### EXERCISE MATERIAL
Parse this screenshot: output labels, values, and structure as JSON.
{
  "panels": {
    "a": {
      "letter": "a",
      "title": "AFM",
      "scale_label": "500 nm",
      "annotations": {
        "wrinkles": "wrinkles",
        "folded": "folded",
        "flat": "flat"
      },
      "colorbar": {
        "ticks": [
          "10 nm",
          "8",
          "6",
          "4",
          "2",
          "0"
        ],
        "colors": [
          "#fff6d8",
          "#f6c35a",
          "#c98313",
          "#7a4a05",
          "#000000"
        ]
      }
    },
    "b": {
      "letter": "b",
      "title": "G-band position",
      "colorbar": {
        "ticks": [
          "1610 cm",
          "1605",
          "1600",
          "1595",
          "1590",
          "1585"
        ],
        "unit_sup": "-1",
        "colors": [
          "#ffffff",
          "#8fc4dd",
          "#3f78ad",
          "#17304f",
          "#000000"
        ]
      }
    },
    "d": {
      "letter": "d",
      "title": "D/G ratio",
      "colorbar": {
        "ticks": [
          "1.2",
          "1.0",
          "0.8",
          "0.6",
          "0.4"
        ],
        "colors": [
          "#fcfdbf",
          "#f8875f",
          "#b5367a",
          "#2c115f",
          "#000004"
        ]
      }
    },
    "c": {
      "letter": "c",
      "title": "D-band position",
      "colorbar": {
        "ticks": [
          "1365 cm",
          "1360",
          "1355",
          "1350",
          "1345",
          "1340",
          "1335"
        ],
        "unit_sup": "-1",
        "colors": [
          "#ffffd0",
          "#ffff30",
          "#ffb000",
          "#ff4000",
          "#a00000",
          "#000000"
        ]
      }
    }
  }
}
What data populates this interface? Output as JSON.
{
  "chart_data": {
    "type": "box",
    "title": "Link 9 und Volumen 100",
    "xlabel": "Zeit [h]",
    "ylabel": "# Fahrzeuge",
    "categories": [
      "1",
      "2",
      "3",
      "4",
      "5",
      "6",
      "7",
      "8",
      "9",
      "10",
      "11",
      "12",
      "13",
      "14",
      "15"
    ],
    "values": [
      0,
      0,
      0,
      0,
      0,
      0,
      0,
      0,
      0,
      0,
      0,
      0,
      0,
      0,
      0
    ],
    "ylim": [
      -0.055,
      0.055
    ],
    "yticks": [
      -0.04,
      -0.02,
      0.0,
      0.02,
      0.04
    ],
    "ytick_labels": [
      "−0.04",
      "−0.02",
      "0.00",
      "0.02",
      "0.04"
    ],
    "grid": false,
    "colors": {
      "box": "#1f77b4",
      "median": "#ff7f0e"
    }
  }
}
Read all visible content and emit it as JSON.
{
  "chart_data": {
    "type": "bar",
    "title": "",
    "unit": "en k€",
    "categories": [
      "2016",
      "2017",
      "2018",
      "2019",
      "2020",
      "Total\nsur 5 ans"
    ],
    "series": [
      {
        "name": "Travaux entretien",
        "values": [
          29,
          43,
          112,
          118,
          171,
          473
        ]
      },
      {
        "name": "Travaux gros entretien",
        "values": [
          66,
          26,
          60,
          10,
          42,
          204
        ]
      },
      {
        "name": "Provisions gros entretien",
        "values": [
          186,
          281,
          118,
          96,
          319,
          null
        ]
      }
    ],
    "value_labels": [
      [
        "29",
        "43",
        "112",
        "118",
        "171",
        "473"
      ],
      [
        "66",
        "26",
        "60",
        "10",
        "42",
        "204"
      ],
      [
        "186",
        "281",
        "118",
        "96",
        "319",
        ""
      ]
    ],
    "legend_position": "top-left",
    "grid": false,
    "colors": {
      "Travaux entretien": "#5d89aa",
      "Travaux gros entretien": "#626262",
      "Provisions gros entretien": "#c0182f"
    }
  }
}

### PROBLEM
From the records above, extract every entry verbatim.

### ANSWER BELOW
Parse this screenshot: output labels, values, and structure as JSON.
{
  "panels": {
    "a": {
      "letter": "a",
      "title": "AFM",
      "scale_label": "500 nm",
      "annotations": {
        "wrinkles": "wrinkles",
        "folded": "folded",
        "flat": "flat"
      },
      "colorbar": {
        "ticks": [
          "10 nm",
          "8",
          "6",
          "4",
          "2",
          "0"
        ],
        "colors": [
          "#fff6d8",
          "#f6c35a",
          "#c98313",
          "#7a4a05",
          "#000000"
        ]
      }
    },
    "b": {
      "letter": "b",
      "title": "G-band position",
      "colorbar": {
        "ticks": [
          "1610 cm",
          "1605",
          "1600",
          "1595",
          "1590",
          "1585"
        ],
        "unit_sup": "-1",
        "colors": [
          "#ffffff",
          "#8fc4dd",
          "#3f78ad",
          "#17304f",
          "#000000"
        ]
      }
    },
    "d": {
      "letter": "d",
      "title": "D/G ratio",
      "colorbar": {
        "ticks": [
          "1.2",
          "1.0",
          "0.8",
          "0.6",
          "0.4"
        ],
        "colors": [
          "#fcfdbf",
          "#f8875f",
          "#b5367a",
          "#2c115f",
          "#000004"
        ]
      }
    },
    "c": {
      "letter": "c",
      "title": "D-band position",
      "colorbar": {
        "ticks": [
          "1365 cm",
          "1360",
          "1355",
          "1350",
          "1345",
          "1340",
          "1335"
        ],
        "unit_sup": "-1",
        "colors": [
          "#ffffd0",
          "#ffff30",
          "#ffb000",
          "#ff4000",
          "#a00000",
          "#000000"
        ]
      }
    }
  }
}
What data populates this interface? Output as JSON.
{
  "chart_data": {
    "type": "box",
    "title": "Link 9 und Volumen 100",
    "xlabel": "Zeit [h]",
    "ylabel": "# Fahrzeuge",
    "categories": [
      "1",
      "2",
      "3",
      "4",
      "5",
      "6",
      "7",
      "8",
      "9",
      "10",
      "11",
      "12",
      "13",
      "14",
      "15"
    ],
    "values": [
      0,
      0,
      0,
      0,
      0,
      0,
      0,
      0,
      0,
      0,
      0,
      0,
      0,
      0,
      0
    ],
    "ylim": [
      -0.055,
      0.055
    ],
    "yticks": [
      -0.04,
      -0.02,
      0.0,
      0.02,
      0.04
    ],
    "ytick_labels": [
      "−0.04",
      "−0.02",
      "0.00",
      "0.02",
      "0.04"
    ],
    "grid": false,
    "colors": {
      "box": "#1f77b4",
      "median": "#ff7f0e"
    }
  }
}
Read all visible content and emit it as JSON.
{
  "chart_data": {
    "type": "bar",
    "title": "",
    "unit": "en k€",
    "categories": [
      "2016",
      "2017",
      "2018",
      "2019",
      "2020",
      "Total\nsur 5 ans"
    ],
    "series": [
      {
        "name": "Travaux entretien",
        "values": [
          29,
          43,
          112,
          118,
          171,
          473
        ]
      },
      {
        "name": "Travaux gros entretien",
        "values": [
          66,
          26,
          60,
          10,
          42,
          204
        ]
      },
      {
        "name": "Provisions gros entretien",
        "values": [
          186,
          281,
          118,
          96,
          319,
          null
        ]
      }
    ],
    "value_labels": [
      [
        "29",
        "43",
        "112",
        "118",
        "171",
        "473"
      ],
      [
        "66",
        "26",
        "60",
        "10",
        "42",
        "204"
      ],
      [
        "186",
        "281",
        "118",
        "96",
        "319",
        ""
      ]
    ],
    "legend_position": "top-left",
    "grid": false,
    "colors": {
      "Travaux entretien": "#5d89aa",
      "Travaux gros entretien": "#626262",
      "Provisions gros entretien": "#c0182f"
    }
  }
}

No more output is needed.